Please output every line of the material as it stands, without the pictures.

START Recorded data

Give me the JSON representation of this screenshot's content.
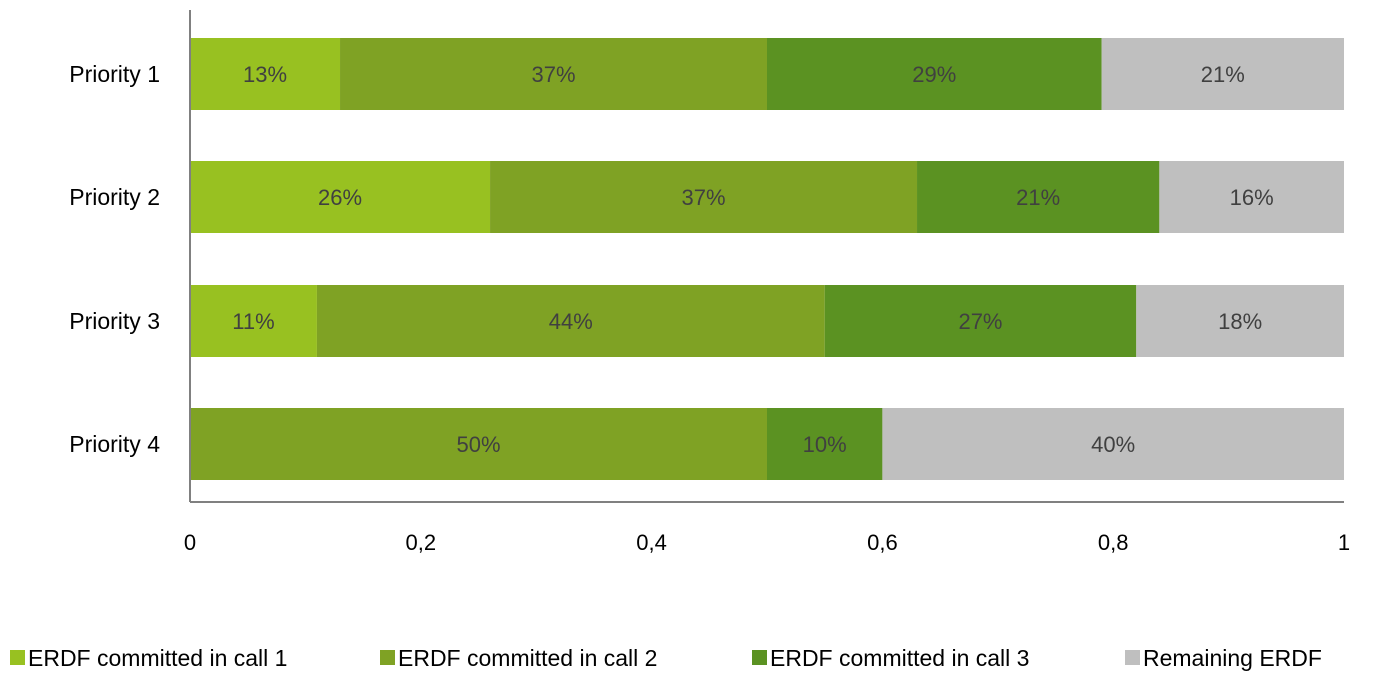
{
  "chart_data": {
    "type": "bar",
    "orientation": "horizontal",
    "stacked": true,
    "categories": [
      "Priority 1",
      "Priority 2",
      "Priority 3",
      "Priority 4"
    ],
    "series": [
      {
        "name": "ERDF committed in call 1",
        "color": "#98C121",
        "values": [
          0.13,
          0.26,
          0.11,
          0
        ],
        "labels": [
          "13%",
          "26%",
          "11%",
          ""
        ]
      },
      {
        "name": "ERDF committed in call 2",
        "color": "#7FA224",
        "values": [
          0.37,
          0.37,
          0.44,
          0.5
        ],
        "labels": [
          "37%",
          "37%",
          "44%",
          "50%"
        ]
      },
      {
        "name": "ERDF committed in call 3",
        "color": "#5B9222",
        "values": [
          0.29,
          0.21,
          0.27,
          0.1
        ],
        "labels": [
          "29%",
          "21%",
          "27%",
          "10%"
        ]
      },
      {
        "name": "Remaining ERDF",
        "color": "#BFBFBF",
        "values": [
          0.21,
          0.16,
          0.18,
          0.4
        ],
        "labels": [
          "21%",
          "16%",
          "18%",
          "40%"
        ]
      }
    ],
    "xlim": [
      0,
      1
    ],
    "x_ticks": [
      0,
      0.2,
      0.4,
      0.6,
      0.8,
      1
    ],
    "x_tick_labels": [
      "0",
      "0,2",
      "0,4",
      "0,6",
      "0,8",
      "1"
    ],
    "title": "",
    "xlabel": "",
    "ylabel": "",
    "grid": false,
    "legend_position": "bottom"
  }
}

END Recorded data

**Exercise answer**
Give me the JSON representation of this screenshot's content.
{
  "chart_data": {
    "type": "bar",
    "orientation": "horizontal",
    "stacked": true,
    "categories": [
      "Priority 1",
      "Priority 2",
      "Priority 3",
      "Priority 4"
    ],
    "series": [
      {
        "name": "ERDF committed in call 1",
        "color": "#98C121",
        "values": [
          0.13,
          0.26,
          0.11,
          0
        ],
        "labels": [
          "13%",
          "26%",
          "11%",
          ""
        ]
      },
      {
        "name": "ERDF committed in call 2",
        "color": "#7FA224",
        "values": [
          0.37,
          0.37,
          0.44,
          0.5
        ],
        "labels": [
          "37%",
          "37%",
          "44%",
          "50%"
        ]
      },
      {
        "name": "ERDF committed in call 3",
        "color": "#5B9222",
        "values": [
          0.29,
          0.21,
          0.27,
          0.1
        ],
        "labels": [
          "29%",
          "21%",
          "27%",
          "10%"
        ]
      },
      {
        "name": "Remaining ERDF",
        "color": "#BFBFBF",
        "values": [
          0.21,
          0.16,
          0.18,
          0.4
        ],
        "labels": [
          "21%",
          "16%",
          "18%",
          "40%"
        ]
      }
    ],
    "xlim": [
      0,
      1
    ],
    "x_ticks": [
      0,
      0.2,
      0.4,
      0.6,
      0.8,
      1
    ],
    "x_tick_labels": [
      "0",
      "0,2",
      "0,4",
      "0,6",
      "0,8",
      "1"
    ],
    "title": "",
    "xlabel": "",
    "ylabel": "",
    "grid": false,
    "legend_position": "bottom"
  }
}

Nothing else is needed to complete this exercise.